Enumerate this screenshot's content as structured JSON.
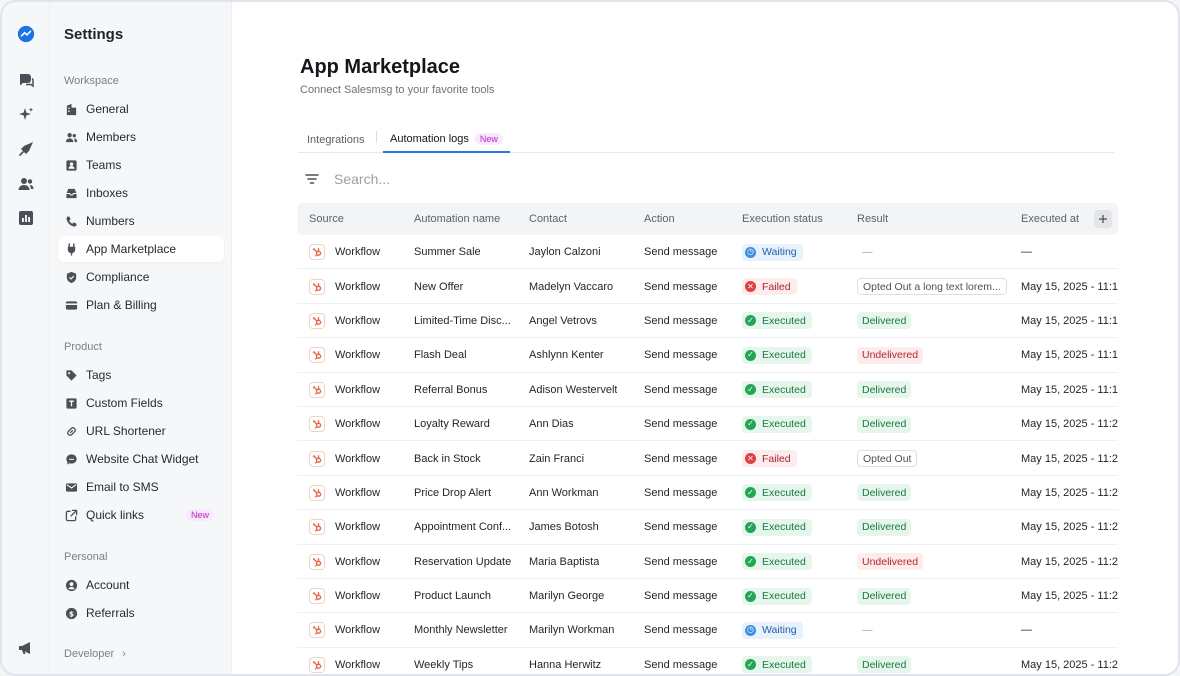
{
  "sidebar": {
    "title": "Settings",
    "sections": [
      {
        "label": "Workspace",
        "items": [
          {
            "label": "General",
            "icon": "building-icon"
          },
          {
            "label": "Members",
            "icon": "members-icon"
          },
          {
            "label": "Teams",
            "icon": "teams-icon"
          },
          {
            "label": "Inboxes",
            "icon": "inbox-icon"
          },
          {
            "label": "Numbers",
            "icon": "phone-icon"
          },
          {
            "label": "App Marketplace",
            "icon": "plug-icon",
            "active": true
          },
          {
            "label": "Compliance",
            "icon": "shield-icon"
          },
          {
            "label": "Plan & Billing",
            "icon": "credit-card-icon"
          }
        ]
      },
      {
        "label": "Product",
        "items": [
          {
            "label": "Tags",
            "icon": "tag-icon"
          },
          {
            "label": "Custom Fields",
            "icon": "text-field-icon"
          },
          {
            "label": "URL Shortener",
            "icon": "link-icon"
          },
          {
            "label": "Website Chat Widget",
            "icon": "chat-bubble-icon"
          },
          {
            "label": "Email to SMS",
            "icon": "mail-icon"
          },
          {
            "label": "Quick links",
            "icon": "external-link-icon",
            "badge": "New"
          }
        ]
      },
      {
        "label": "Personal",
        "items": [
          {
            "label": "Account",
            "icon": "user-circle-icon"
          },
          {
            "label": "Referrals",
            "icon": "dollar-icon"
          }
        ]
      }
    ],
    "developer": "Developer"
  },
  "main": {
    "title": "App Marketplace",
    "subtitle": "Connect Salesmsg to your favorite tools",
    "tabs": [
      {
        "label": "Integrations"
      },
      {
        "label": "Automation logs",
        "badge": "New",
        "active": true
      }
    ],
    "search_placeholder": "Search..."
  },
  "table": {
    "columns": [
      "Source",
      "Automation name",
      "Contact",
      "Action",
      "Execution status",
      "Result",
      "Executed at"
    ],
    "rows": [
      {
        "source": "Workflow",
        "name": "Summer Sale",
        "contact": "Jaylon Calzoni",
        "action": "Send message",
        "status": "Waiting",
        "result": "—",
        "executed": "—"
      },
      {
        "source": "Workflow",
        "name": "New Offer",
        "contact": "Madelyn Vaccaro",
        "action": "Send message",
        "status": "Failed",
        "result": "Opted Out a long text lorem...",
        "executed": "May 15, 2025 - 11:1"
      },
      {
        "source": "Workflow",
        "name": "Limited-Time Disc...",
        "contact": "Angel Vetrovs",
        "action": "Send message",
        "status": "Executed",
        "result": "Delivered",
        "executed": "May 15, 2025 - 11:1"
      },
      {
        "source": "Workflow",
        "name": "Flash Deal",
        "contact": "Ashlynn Kenter",
        "action": "Send message",
        "status": "Executed",
        "result": "Undelivered",
        "executed": "May 15, 2025 - 11:1"
      },
      {
        "source": "Workflow",
        "name": "Referral Bonus",
        "contact": "Adison Westervelt",
        "action": "Send message",
        "status": "Executed",
        "result": "Delivered",
        "executed": "May 15, 2025 - 11:1"
      },
      {
        "source": "Workflow",
        "name": "Loyalty Reward",
        "contact": "Ann Dias",
        "action": "Send message",
        "status": "Executed",
        "result": "Delivered",
        "executed": "May 15, 2025 - 11:2"
      },
      {
        "source": "Workflow",
        "name": "Back in Stock",
        "contact": "Zain Franci",
        "action": "Send message",
        "status": "Failed",
        "result": "Opted Out",
        "executed": "May 15, 2025 - 11:2"
      },
      {
        "source": "Workflow",
        "name": "Price Drop Alert",
        "contact": "Ann Workman",
        "action": "Send message",
        "status": "Executed",
        "result": "Delivered",
        "executed": "May 15, 2025 - 11:2"
      },
      {
        "source": "Workflow",
        "name": "Appointment Conf...",
        "contact": "James Botosh",
        "action": "Send message",
        "status": "Executed",
        "result": "Delivered",
        "executed": "May 15, 2025 - 11:2"
      },
      {
        "source": "Workflow",
        "name": "Reservation Update",
        "contact": "Maria Baptista",
        "action": "Send message",
        "status": "Executed",
        "result": "Undelivered",
        "executed": "May 15, 2025 - 11:2"
      },
      {
        "source": "Workflow",
        "name": "Product Launch",
        "contact": "Marilyn George",
        "action": "Send message",
        "status": "Executed",
        "result": "Delivered",
        "executed": "May 15, 2025 - 11:2"
      },
      {
        "source": "Workflow",
        "name": "Monthly Newsletter",
        "contact": "Marilyn Workman",
        "action": "Send message",
        "status": "Waiting",
        "result": "—",
        "executed": "—"
      },
      {
        "source": "Workflow",
        "name": "Weekly Tips",
        "contact": "Hanna Herwitz",
        "action": "Send message",
        "status": "Executed",
        "result": "Delivered",
        "executed": "May 15, 2025 - 11:2"
      }
    ]
  },
  "colors": {
    "accent": "#2b78e4",
    "hubspot": "#ff5c35",
    "executed": "#22a652",
    "failed": "#e53e3e",
    "waiting": "#3b8ee6",
    "new_badge": "#c026d3"
  }
}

#####

▶ **Aim of the task**:
Copy the listing over exactly, skipping the pictures it holds.

▶ **Worked answer**:
Enumerate this screenshot's content as structured JSON.
{
  "sidebar": {
    "title": "Settings",
    "sections": [
      {
        "label": "Workspace",
        "items": [
          {
            "label": "General",
            "icon": "building-icon"
          },
          {
            "label": "Members",
            "icon": "members-icon"
          },
          {
            "label": "Teams",
            "icon": "teams-icon"
          },
          {
            "label": "Inboxes",
            "icon": "inbox-icon"
          },
          {
            "label": "Numbers",
            "icon": "phone-icon"
          },
          {
            "label": "App Marketplace",
            "icon": "plug-icon",
            "active": true
          },
          {
            "label": "Compliance",
            "icon": "shield-icon"
          },
          {
            "label": "Plan & Billing",
            "icon": "credit-card-icon"
          }
        ]
      },
      {
        "label": "Product",
        "items": [
          {
            "label": "Tags",
            "icon": "tag-icon"
          },
          {
            "label": "Custom Fields",
            "icon": "text-field-icon"
          },
          {
            "label": "URL Shortener",
            "icon": "link-icon"
          },
          {
            "label": "Website Chat Widget",
            "icon": "chat-bubble-icon"
          },
          {
            "label": "Email to SMS",
            "icon": "mail-icon"
          },
          {
            "label": "Quick links",
            "icon": "external-link-icon",
            "badge": "New"
          }
        ]
      },
      {
        "label": "Personal",
        "items": [
          {
            "label": "Account",
            "icon": "user-circle-icon"
          },
          {
            "label": "Referrals",
            "icon": "dollar-icon"
          }
        ]
      }
    ],
    "developer": "Developer"
  },
  "main": {
    "title": "App Marketplace",
    "subtitle": "Connect Salesmsg to your favorite tools",
    "tabs": [
      {
        "label": "Integrations"
      },
      {
        "label": "Automation logs",
        "badge": "New",
        "active": true
      }
    ],
    "search_placeholder": "Search..."
  },
  "table": {
    "columns": [
      "Source",
      "Automation name",
      "Contact",
      "Action",
      "Execution status",
      "Result",
      "Executed at"
    ],
    "rows": [
      {
        "source": "Workflow",
        "name": "Summer Sale",
        "contact": "Jaylon Calzoni",
        "action": "Send message",
        "status": "Waiting",
        "result": "—",
        "executed": "—"
      },
      {
        "source": "Workflow",
        "name": "New Offer",
        "contact": "Madelyn Vaccaro",
        "action": "Send message",
        "status": "Failed",
        "result": "Opted Out a long text lorem...",
        "executed": "May 15, 2025 - 11:1"
      },
      {
        "source": "Workflow",
        "name": "Limited-Time Disc...",
        "contact": "Angel Vetrovs",
        "action": "Send message",
        "status": "Executed",
        "result": "Delivered",
        "executed": "May 15, 2025 - 11:1"
      },
      {
        "source": "Workflow",
        "name": "Flash Deal",
        "contact": "Ashlynn Kenter",
        "action": "Send message",
        "status": "Executed",
        "result": "Undelivered",
        "executed": "May 15, 2025 - 11:1"
      },
      {
        "source": "Workflow",
        "name": "Referral Bonus",
        "contact": "Adison Westervelt",
        "action": "Send message",
        "status": "Executed",
        "result": "Delivered",
        "executed": "May 15, 2025 - 11:1"
      },
      {
        "source": "Workflow",
        "name": "Loyalty Reward",
        "contact": "Ann Dias",
        "action": "Send message",
        "status": "Executed",
        "result": "Delivered",
        "executed": "May 15, 2025 - 11:2"
      },
      {
        "source": "Workflow",
        "name": "Back in Stock",
        "contact": "Zain Franci",
        "action": "Send message",
        "status": "Failed",
        "result": "Opted Out",
        "executed": "May 15, 2025 - 11:2"
      },
      {
        "source": "Workflow",
        "name": "Price Drop Alert",
        "contact": "Ann Workman",
        "action": "Send message",
        "status": "Executed",
        "result": "Delivered",
        "executed": "May 15, 2025 - 11:2"
      },
      {
        "source": "Workflow",
        "name": "Appointment Conf...",
        "contact": "James Botosh",
        "action": "Send message",
        "status": "Executed",
        "result": "Delivered",
        "executed": "May 15, 2025 - 11:2"
      },
      {
        "source": "Workflow",
        "name": "Reservation Update",
        "contact": "Maria Baptista",
        "action": "Send message",
        "status": "Executed",
        "result": "Undelivered",
        "executed": "May 15, 2025 - 11:2"
      },
      {
        "source": "Workflow",
        "name": "Product Launch",
        "contact": "Marilyn George",
        "action": "Send message",
        "status": "Executed",
        "result": "Delivered",
        "executed": "May 15, 2025 - 11:2"
      },
      {
        "source": "Workflow",
        "name": "Monthly Newsletter",
        "contact": "Marilyn Workman",
        "action": "Send message",
        "status": "Waiting",
        "result": "—",
        "executed": "—"
      },
      {
        "source": "Workflow",
        "name": "Weekly Tips",
        "contact": "Hanna Herwitz",
        "action": "Send message",
        "status": "Executed",
        "result": "Delivered",
        "executed": "May 15, 2025 - 11:2"
      }
    ]
  },
  "colors": {
    "accent": "#2b78e4",
    "hubspot": "#ff5c35",
    "executed": "#22a652",
    "failed": "#e53e3e",
    "waiting": "#3b8ee6",
    "new_badge": "#c026d3"
  }
}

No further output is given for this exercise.